• Aim of the exercise
Pick out the lines below that include the string "number".

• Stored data
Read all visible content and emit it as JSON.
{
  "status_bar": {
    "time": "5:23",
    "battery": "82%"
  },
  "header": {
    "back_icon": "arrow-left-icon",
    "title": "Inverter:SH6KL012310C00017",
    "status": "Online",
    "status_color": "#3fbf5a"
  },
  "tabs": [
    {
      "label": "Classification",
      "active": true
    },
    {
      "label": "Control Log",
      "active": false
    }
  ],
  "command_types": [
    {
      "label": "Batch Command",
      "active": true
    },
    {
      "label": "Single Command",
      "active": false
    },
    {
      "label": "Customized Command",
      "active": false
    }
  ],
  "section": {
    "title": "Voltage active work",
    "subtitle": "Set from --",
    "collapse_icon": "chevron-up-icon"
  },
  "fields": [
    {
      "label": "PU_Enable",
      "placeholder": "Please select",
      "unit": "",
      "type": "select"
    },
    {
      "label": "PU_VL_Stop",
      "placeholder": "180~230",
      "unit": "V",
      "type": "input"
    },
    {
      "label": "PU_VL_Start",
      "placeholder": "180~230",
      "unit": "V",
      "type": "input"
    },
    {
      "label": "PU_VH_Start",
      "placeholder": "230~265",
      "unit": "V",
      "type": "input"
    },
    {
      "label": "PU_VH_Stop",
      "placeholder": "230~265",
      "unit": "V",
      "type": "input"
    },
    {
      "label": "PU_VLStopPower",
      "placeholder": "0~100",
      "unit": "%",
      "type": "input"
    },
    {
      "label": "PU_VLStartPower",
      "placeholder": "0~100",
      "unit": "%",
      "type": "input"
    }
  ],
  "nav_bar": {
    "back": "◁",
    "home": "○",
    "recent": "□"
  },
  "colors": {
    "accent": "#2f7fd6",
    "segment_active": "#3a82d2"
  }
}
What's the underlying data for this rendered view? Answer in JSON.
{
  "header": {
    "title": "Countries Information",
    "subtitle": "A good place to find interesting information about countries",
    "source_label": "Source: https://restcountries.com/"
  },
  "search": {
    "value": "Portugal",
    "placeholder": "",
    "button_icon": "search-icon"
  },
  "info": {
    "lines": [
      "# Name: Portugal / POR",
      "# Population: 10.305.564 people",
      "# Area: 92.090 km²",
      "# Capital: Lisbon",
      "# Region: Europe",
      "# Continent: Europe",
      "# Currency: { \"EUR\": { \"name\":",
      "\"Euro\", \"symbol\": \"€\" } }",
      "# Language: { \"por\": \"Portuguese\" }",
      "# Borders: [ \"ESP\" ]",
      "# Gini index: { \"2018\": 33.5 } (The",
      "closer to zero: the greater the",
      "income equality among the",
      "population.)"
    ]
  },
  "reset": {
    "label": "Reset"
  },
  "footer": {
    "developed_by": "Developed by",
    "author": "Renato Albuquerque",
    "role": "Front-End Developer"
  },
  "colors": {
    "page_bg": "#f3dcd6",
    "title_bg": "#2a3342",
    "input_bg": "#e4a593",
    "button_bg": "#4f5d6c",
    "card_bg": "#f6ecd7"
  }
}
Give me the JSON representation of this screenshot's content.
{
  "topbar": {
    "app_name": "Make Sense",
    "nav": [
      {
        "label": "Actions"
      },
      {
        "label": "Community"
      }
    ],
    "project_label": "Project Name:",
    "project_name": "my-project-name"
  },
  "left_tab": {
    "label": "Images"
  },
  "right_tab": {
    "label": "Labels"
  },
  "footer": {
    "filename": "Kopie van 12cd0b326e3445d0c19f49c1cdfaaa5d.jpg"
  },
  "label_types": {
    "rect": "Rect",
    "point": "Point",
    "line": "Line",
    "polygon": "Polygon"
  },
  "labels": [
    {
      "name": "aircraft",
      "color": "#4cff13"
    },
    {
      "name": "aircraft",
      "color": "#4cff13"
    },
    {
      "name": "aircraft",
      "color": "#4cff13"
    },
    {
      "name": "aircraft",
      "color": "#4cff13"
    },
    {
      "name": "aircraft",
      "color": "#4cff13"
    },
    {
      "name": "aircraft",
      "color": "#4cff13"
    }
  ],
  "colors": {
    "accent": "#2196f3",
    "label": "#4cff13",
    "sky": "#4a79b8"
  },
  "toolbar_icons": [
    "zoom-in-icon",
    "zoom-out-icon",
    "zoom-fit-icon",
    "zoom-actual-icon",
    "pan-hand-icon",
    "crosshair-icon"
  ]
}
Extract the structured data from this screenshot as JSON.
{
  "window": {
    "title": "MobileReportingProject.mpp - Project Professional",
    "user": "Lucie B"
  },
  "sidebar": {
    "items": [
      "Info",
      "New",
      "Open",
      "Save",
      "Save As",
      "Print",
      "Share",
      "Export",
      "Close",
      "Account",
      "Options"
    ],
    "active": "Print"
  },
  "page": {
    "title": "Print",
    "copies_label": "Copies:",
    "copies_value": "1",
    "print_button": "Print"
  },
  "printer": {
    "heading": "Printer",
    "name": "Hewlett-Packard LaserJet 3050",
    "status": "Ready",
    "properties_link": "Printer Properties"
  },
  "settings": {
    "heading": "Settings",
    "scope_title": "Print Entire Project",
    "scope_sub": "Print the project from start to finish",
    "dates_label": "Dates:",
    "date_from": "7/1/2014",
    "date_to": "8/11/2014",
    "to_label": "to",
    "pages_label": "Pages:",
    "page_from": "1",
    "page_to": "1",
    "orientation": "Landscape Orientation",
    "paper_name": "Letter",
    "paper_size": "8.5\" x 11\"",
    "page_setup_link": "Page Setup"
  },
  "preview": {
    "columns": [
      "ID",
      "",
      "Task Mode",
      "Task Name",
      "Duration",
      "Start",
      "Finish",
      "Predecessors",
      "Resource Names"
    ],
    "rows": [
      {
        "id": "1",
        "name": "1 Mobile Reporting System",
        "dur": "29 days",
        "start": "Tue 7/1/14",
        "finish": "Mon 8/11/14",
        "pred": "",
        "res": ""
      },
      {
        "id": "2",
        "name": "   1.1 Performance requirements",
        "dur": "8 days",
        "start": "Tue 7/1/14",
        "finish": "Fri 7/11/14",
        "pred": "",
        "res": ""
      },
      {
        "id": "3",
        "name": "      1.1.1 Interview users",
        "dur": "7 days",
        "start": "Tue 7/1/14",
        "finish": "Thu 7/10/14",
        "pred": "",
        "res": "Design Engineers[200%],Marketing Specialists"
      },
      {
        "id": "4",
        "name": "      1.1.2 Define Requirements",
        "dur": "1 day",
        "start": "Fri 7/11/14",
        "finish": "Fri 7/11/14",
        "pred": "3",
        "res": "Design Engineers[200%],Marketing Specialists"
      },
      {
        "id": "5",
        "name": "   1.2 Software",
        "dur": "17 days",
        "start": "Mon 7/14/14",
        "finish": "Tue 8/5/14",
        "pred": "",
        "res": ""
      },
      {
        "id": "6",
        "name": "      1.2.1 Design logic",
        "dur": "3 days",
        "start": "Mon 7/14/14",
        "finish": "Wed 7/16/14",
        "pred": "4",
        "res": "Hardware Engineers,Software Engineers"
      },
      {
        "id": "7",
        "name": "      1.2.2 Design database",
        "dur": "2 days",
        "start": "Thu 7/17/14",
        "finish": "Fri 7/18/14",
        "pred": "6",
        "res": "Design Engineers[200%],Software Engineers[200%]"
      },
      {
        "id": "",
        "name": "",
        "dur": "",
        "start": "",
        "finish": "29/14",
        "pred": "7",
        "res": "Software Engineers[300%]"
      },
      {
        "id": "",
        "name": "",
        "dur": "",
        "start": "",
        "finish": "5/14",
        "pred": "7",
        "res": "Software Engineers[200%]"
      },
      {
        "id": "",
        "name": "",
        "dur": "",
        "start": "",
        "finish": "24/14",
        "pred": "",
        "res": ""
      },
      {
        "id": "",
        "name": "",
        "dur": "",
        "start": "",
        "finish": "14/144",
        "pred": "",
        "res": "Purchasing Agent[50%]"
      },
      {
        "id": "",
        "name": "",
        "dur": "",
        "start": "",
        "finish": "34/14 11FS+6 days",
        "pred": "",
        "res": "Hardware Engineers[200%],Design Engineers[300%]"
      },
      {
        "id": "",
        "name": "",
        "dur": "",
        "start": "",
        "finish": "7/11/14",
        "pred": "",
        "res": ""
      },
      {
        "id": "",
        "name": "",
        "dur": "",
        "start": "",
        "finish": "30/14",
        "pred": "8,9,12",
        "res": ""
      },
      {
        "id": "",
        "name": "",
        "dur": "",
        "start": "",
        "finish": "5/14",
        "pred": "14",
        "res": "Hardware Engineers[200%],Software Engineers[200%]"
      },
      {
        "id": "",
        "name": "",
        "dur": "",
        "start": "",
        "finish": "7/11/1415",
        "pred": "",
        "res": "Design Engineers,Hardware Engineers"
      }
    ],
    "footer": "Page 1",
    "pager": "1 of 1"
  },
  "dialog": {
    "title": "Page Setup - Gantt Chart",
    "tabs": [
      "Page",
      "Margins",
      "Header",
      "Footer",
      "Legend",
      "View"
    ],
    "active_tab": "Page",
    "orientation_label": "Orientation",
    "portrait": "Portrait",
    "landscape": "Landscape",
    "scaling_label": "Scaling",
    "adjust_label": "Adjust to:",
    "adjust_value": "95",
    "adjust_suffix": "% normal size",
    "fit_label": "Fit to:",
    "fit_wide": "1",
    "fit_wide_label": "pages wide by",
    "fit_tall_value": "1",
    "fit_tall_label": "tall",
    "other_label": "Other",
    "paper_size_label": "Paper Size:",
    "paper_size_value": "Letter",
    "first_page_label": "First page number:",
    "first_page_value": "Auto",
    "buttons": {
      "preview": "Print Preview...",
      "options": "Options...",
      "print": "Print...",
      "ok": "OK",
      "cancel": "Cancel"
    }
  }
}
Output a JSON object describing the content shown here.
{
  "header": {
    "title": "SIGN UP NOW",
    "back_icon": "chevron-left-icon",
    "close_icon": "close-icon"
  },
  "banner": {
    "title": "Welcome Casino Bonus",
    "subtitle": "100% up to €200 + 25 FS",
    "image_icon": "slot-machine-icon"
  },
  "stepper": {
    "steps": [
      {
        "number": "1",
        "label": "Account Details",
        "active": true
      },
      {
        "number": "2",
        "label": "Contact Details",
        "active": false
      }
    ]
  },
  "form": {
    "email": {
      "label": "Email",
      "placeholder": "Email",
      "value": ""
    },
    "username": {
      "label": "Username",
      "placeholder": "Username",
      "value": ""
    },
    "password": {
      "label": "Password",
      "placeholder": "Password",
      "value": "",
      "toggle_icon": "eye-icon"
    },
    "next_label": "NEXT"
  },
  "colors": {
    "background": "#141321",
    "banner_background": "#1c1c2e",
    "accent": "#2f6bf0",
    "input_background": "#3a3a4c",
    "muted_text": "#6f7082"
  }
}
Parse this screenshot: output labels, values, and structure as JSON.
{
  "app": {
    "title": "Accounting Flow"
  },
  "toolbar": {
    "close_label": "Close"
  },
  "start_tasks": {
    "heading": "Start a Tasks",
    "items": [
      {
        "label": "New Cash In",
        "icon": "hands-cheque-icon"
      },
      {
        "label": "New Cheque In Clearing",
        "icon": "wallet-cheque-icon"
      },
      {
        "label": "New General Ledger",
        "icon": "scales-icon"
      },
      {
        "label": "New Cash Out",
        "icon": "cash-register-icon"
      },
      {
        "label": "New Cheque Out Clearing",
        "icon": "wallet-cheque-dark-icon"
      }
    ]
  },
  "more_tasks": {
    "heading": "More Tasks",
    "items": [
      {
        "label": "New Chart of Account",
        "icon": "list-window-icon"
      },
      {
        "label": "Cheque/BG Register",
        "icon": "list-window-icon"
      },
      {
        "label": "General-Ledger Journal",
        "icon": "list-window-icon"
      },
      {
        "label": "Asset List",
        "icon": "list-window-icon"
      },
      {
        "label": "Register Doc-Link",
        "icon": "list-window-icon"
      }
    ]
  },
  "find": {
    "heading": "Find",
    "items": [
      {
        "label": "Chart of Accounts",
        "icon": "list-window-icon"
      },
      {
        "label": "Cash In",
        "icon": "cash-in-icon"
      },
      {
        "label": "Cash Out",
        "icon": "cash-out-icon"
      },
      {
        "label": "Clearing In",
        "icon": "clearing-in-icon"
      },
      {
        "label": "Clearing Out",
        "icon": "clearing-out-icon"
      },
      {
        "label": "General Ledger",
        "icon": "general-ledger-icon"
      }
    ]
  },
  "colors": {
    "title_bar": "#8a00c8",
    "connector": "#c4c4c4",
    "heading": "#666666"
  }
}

• Result
    "first_page_label": "First page number:",
        "number": "1",
        "number": "2",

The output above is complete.